Information provided
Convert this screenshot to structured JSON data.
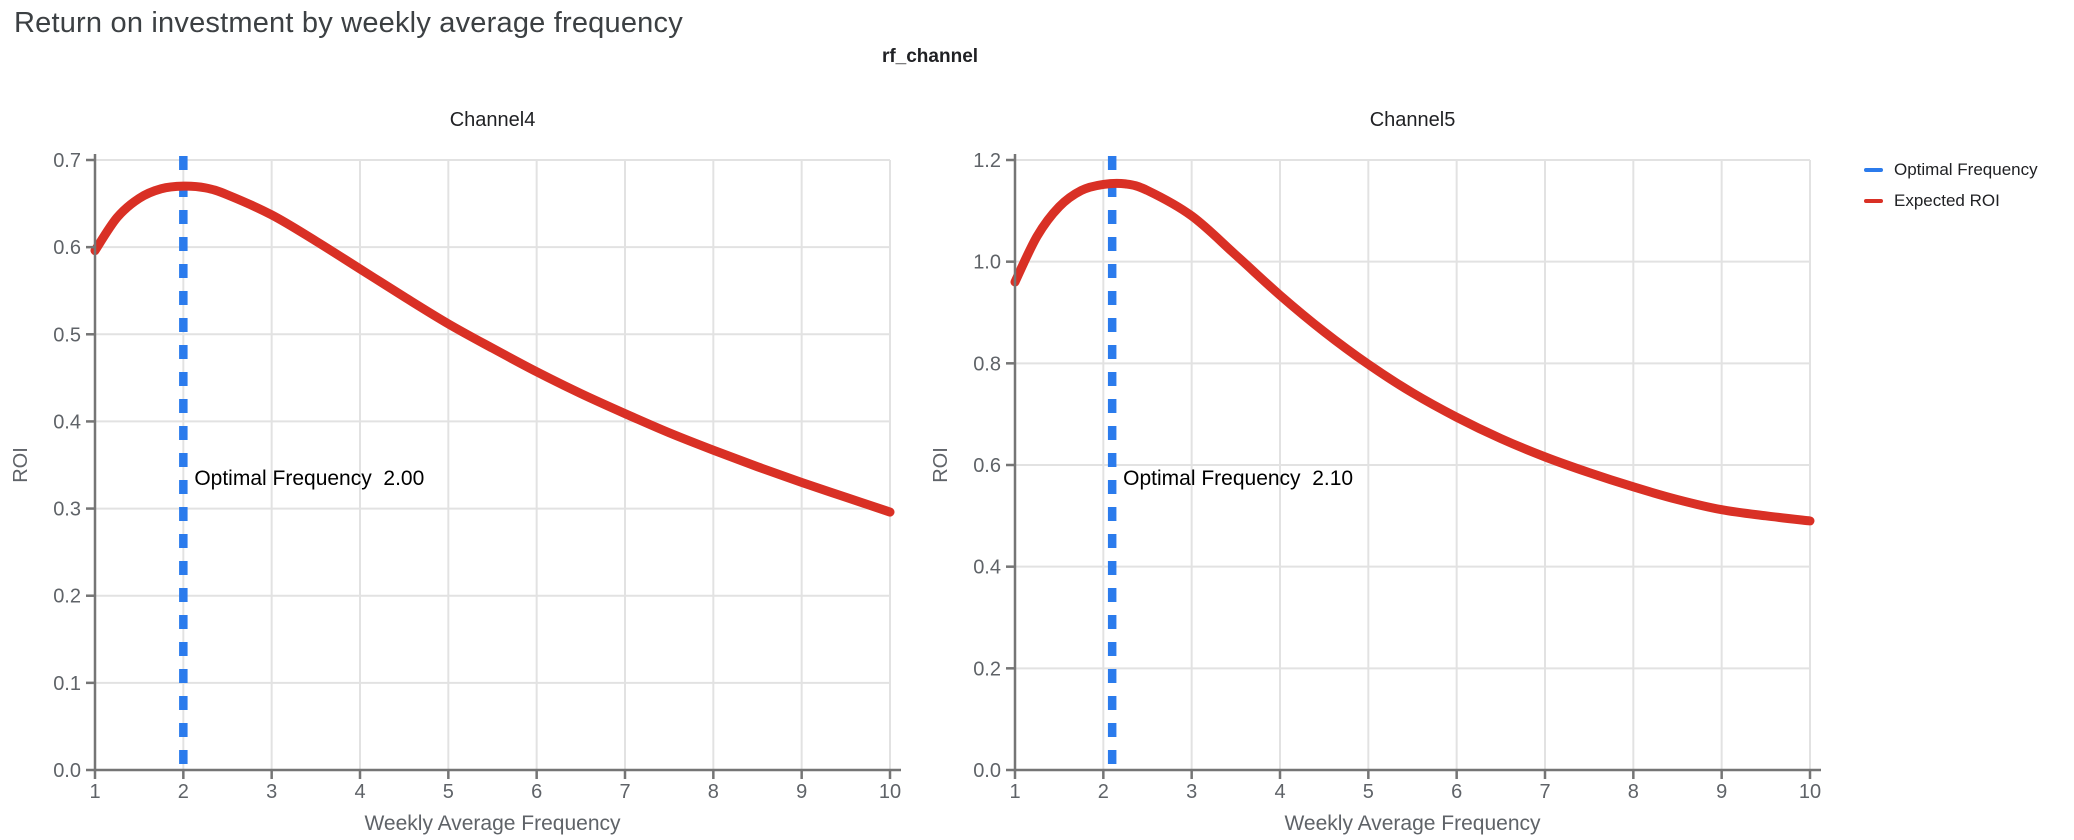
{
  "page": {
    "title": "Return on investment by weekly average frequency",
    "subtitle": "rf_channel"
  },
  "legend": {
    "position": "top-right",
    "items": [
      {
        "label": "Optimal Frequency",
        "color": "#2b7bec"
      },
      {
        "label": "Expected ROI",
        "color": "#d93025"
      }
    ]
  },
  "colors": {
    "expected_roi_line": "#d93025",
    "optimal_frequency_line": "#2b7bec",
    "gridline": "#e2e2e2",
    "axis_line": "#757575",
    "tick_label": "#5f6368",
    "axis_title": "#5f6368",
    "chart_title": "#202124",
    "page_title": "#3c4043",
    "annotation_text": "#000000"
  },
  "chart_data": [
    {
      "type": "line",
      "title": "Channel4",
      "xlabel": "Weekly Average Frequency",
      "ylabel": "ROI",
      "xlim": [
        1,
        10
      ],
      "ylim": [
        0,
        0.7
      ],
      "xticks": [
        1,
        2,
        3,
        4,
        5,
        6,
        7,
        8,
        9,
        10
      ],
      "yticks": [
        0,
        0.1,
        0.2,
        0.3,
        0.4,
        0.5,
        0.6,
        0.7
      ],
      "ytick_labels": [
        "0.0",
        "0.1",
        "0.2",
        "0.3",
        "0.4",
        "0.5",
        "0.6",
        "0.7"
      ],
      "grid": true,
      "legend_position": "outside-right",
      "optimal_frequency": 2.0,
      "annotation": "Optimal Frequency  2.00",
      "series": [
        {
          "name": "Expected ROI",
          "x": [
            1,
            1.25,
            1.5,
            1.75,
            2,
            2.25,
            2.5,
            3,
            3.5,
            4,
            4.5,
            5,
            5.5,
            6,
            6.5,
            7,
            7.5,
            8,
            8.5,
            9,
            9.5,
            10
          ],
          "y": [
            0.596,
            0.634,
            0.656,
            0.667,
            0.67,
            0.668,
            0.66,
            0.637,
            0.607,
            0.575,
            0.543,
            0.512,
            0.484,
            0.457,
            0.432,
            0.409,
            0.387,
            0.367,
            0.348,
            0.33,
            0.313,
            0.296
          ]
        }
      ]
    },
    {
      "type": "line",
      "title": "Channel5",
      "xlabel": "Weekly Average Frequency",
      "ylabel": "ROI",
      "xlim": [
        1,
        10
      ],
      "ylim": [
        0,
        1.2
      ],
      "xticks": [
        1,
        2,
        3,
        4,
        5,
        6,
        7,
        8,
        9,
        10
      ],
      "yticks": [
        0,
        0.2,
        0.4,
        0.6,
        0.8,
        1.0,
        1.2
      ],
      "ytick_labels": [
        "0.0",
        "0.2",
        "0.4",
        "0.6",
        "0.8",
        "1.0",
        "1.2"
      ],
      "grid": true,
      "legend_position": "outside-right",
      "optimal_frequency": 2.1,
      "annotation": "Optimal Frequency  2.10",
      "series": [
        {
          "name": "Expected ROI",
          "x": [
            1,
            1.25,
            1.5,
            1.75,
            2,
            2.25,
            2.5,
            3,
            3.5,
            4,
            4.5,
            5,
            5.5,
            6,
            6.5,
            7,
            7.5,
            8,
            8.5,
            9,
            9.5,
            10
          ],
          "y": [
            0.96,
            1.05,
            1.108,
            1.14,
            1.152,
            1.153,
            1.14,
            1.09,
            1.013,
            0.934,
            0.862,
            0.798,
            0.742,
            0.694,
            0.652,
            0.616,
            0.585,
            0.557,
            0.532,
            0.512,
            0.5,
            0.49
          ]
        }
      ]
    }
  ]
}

Task objective
Reproduce the full listing above verbatim, with no pictures included.

Solution to this problem
Convert this screenshot to structured JSON data.
{
  "page": {
    "title": "Return on investment by weekly average frequency",
    "subtitle": "rf_channel"
  },
  "legend": {
    "position": "top-right",
    "items": [
      {
        "label": "Optimal Frequency",
        "color": "#2b7bec"
      },
      {
        "label": "Expected ROI",
        "color": "#d93025"
      }
    ]
  },
  "colors": {
    "expected_roi_line": "#d93025",
    "optimal_frequency_line": "#2b7bec",
    "gridline": "#e2e2e2",
    "axis_line": "#757575",
    "tick_label": "#5f6368",
    "axis_title": "#5f6368",
    "chart_title": "#202124",
    "page_title": "#3c4043",
    "annotation_text": "#000000"
  },
  "chart_data": [
    {
      "type": "line",
      "title": "Channel4",
      "xlabel": "Weekly Average Frequency",
      "ylabel": "ROI",
      "xlim": [
        1,
        10
      ],
      "ylim": [
        0,
        0.7
      ],
      "xticks": [
        1,
        2,
        3,
        4,
        5,
        6,
        7,
        8,
        9,
        10
      ],
      "yticks": [
        0,
        0.1,
        0.2,
        0.3,
        0.4,
        0.5,
        0.6,
        0.7
      ],
      "ytick_labels": [
        "0.0",
        "0.1",
        "0.2",
        "0.3",
        "0.4",
        "0.5",
        "0.6",
        "0.7"
      ],
      "grid": true,
      "legend_position": "outside-right",
      "optimal_frequency": 2.0,
      "annotation": "Optimal Frequency  2.00",
      "series": [
        {
          "name": "Expected ROI",
          "x": [
            1,
            1.25,
            1.5,
            1.75,
            2,
            2.25,
            2.5,
            3,
            3.5,
            4,
            4.5,
            5,
            5.5,
            6,
            6.5,
            7,
            7.5,
            8,
            8.5,
            9,
            9.5,
            10
          ],
          "y": [
            0.596,
            0.634,
            0.656,
            0.667,
            0.67,
            0.668,
            0.66,
            0.637,
            0.607,
            0.575,
            0.543,
            0.512,
            0.484,
            0.457,
            0.432,
            0.409,
            0.387,
            0.367,
            0.348,
            0.33,
            0.313,
            0.296
          ]
        }
      ]
    },
    {
      "type": "line",
      "title": "Channel5",
      "xlabel": "Weekly Average Frequency",
      "ylabel": "ROI",
      "xlim": [
        1,
        10
      ],
      "ylim": [
        0,
        1.2
      ],
      "xticks": [
        1,
        2,
        3,
        4,
        5,
        6,
        7,
        8,
        9,
        10
      ],
      "yticks": [
        0,
        0.2,
        0.4,
        0.6,
        0.8,
        1.0,
        1.2
      ],
      "ytick_labels": [
        "0.0",
        "0.2",
        "0.4",
        "0.6",
        "0.8",
        "1.0",
        "1.2"
      ],
      "grid": true,
      "legend_position": "outside-right",
      "optimal_frequency": 2.1,
      "annotation": "Optimal Frequency  2.10",
      "series": [
        {
          "name": "Expected ROI",
          "x": [
            1,
            1.25,
            1.5,
            1.75,
            2,
            2.25,
            2.5,
            3,
            3.5,
            4,
            4.5,
            5,
            5.5,
            6,
            6.5,
            7,
            7.5,
            8,
            8.5,
            9,
            9.5,
            10
          ],
          "y": [
            0.96,
            1.05,
            1.108,
            1.14,
            1.152,
            1.153,
            1.14,
            1.09,
            1.013,
            0.934,
            0.862,
            0.798,
            0.742,
            0.694,
            0.652,
            0.616,
            0.585,
            0.557,
            0.532,
            0.512,
            0.5,
            0.49
          ]
        }
      ]
    }
  ]
}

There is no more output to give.